**DIRECTIONS**
From the entries below, copy every line that holds the word "right".

Records about charts and figures
● ● ●
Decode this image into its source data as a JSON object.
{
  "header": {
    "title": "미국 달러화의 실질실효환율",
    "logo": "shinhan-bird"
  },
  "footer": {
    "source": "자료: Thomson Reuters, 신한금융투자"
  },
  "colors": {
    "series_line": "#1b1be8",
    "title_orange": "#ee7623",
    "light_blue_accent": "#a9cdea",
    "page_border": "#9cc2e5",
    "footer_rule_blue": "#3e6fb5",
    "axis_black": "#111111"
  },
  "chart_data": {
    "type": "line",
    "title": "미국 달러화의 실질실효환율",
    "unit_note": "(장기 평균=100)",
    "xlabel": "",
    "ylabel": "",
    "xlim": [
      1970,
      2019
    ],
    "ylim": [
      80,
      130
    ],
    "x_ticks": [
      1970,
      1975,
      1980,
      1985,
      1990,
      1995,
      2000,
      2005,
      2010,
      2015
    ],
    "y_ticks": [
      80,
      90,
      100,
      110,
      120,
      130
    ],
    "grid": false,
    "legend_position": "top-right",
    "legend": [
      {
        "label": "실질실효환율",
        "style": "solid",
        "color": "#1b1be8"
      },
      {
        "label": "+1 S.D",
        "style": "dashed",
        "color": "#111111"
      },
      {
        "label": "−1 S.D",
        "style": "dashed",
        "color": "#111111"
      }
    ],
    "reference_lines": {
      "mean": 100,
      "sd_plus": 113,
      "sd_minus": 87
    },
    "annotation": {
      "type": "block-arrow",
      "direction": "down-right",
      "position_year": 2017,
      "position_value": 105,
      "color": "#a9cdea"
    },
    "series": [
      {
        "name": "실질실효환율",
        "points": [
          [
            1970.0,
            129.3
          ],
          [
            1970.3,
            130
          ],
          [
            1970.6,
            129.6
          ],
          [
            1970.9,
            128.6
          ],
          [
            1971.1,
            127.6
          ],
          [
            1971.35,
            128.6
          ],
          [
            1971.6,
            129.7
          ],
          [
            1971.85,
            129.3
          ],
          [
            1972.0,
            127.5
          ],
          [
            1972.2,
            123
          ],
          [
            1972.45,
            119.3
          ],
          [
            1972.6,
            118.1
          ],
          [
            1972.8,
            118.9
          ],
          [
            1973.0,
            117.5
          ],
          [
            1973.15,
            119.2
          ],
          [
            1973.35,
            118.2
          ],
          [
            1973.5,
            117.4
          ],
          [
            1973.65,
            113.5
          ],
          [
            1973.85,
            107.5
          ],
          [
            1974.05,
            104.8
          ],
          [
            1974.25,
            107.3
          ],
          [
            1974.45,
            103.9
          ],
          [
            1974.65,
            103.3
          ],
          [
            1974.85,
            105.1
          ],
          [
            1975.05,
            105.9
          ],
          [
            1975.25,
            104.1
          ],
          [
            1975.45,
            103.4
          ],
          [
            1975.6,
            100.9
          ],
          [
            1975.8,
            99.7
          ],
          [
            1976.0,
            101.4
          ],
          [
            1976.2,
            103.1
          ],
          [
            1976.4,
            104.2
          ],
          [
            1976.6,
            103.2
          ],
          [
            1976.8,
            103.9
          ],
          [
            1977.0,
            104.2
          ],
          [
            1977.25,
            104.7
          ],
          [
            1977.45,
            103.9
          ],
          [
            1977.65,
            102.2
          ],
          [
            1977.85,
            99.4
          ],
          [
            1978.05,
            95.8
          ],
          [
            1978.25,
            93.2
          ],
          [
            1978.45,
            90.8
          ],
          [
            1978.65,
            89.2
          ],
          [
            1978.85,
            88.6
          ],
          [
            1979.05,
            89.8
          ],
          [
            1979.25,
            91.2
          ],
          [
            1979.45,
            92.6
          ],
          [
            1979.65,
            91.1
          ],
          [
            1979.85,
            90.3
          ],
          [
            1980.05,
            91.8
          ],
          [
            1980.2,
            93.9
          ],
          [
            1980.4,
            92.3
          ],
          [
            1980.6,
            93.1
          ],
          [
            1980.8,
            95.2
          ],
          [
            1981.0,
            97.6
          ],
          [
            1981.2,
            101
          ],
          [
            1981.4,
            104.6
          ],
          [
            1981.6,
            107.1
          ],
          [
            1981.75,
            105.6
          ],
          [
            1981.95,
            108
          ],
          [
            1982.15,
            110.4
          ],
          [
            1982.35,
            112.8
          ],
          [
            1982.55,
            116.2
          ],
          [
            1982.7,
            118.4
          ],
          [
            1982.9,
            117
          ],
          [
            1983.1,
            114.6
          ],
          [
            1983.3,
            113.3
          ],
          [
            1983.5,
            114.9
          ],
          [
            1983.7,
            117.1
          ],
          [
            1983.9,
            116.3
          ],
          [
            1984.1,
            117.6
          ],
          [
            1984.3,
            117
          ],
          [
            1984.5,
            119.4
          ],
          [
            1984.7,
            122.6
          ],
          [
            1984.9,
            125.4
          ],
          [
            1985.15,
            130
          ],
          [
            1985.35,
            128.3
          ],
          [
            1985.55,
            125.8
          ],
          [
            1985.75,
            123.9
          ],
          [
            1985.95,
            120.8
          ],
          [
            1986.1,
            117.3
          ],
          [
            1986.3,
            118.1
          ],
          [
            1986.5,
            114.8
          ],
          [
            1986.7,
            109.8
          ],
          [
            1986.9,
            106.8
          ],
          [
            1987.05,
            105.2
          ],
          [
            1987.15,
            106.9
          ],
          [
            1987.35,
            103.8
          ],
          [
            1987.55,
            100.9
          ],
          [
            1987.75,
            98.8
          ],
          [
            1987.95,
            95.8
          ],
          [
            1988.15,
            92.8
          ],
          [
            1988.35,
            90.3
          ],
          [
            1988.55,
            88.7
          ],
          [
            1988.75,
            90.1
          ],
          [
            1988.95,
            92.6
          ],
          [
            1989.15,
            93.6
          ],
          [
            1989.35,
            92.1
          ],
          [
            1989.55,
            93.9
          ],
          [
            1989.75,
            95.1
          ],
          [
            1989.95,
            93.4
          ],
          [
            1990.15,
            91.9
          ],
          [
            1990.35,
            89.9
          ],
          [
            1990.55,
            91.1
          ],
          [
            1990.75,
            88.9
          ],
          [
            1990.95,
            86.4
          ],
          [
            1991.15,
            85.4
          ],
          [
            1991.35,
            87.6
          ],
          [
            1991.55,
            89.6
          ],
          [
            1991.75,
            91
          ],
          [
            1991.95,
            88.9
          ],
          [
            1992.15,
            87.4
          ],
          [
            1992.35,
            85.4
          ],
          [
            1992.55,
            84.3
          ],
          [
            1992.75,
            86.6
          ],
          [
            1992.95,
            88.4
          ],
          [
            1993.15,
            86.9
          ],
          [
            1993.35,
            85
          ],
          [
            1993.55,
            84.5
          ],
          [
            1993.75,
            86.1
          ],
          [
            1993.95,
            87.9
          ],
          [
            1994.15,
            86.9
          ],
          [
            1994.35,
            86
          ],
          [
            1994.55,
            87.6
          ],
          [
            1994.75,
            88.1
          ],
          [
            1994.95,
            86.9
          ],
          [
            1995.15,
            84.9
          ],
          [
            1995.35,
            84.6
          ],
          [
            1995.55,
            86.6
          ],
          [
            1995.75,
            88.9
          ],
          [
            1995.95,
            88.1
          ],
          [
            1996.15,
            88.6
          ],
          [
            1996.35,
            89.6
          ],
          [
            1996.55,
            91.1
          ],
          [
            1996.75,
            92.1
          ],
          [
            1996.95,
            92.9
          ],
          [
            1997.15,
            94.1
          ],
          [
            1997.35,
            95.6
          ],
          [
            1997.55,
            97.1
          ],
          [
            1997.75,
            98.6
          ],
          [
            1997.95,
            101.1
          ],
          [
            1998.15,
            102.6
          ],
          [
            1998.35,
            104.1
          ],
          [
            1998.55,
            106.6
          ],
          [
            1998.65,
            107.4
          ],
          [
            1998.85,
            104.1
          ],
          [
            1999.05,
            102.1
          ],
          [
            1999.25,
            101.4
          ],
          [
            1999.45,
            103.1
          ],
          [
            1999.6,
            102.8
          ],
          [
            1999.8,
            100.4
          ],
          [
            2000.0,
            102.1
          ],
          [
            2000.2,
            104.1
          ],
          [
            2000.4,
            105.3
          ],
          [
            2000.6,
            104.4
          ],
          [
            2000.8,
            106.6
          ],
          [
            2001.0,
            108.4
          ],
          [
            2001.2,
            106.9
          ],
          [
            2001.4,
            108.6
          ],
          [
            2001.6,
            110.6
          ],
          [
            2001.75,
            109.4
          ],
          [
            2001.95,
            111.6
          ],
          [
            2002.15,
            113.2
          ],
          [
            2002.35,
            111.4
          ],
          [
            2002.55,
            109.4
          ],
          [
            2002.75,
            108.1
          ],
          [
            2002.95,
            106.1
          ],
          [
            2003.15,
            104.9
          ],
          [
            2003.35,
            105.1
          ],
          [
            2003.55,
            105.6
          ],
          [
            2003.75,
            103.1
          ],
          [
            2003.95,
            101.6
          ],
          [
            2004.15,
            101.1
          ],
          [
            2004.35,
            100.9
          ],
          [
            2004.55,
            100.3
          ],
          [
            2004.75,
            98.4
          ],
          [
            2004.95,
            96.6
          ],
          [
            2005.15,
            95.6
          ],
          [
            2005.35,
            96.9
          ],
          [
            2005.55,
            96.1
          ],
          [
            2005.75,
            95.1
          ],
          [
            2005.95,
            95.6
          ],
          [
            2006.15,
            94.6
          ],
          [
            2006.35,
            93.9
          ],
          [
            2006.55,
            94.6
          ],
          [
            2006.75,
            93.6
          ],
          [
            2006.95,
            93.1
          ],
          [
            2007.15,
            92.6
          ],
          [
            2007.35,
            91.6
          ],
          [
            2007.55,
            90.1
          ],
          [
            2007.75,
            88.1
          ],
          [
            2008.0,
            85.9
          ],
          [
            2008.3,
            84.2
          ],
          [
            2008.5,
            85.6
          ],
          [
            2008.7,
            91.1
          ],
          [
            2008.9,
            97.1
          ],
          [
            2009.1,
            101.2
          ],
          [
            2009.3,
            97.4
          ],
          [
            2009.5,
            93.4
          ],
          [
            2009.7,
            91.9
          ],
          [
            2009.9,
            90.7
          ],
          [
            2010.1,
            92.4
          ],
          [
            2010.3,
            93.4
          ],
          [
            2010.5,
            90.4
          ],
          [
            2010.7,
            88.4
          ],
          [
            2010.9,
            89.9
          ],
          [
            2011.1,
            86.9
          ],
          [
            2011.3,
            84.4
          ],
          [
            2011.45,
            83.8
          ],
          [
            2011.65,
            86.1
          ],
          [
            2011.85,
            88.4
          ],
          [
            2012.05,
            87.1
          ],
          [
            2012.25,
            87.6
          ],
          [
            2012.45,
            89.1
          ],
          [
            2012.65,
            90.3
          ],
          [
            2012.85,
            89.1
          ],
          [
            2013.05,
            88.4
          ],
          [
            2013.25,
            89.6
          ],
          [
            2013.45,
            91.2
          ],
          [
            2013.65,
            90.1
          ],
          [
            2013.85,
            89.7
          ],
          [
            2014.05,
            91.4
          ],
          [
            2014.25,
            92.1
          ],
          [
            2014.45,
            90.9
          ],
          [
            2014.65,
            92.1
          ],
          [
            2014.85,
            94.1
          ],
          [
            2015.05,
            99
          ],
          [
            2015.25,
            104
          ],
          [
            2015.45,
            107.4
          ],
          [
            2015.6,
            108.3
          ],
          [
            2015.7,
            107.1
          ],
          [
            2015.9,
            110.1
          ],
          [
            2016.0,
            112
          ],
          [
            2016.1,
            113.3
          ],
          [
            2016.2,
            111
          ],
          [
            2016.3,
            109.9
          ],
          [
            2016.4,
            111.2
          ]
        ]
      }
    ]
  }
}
● ● ●
**SOLVED PROBLEM**
    "legend_position": "top-right",
      "direction": "down-right",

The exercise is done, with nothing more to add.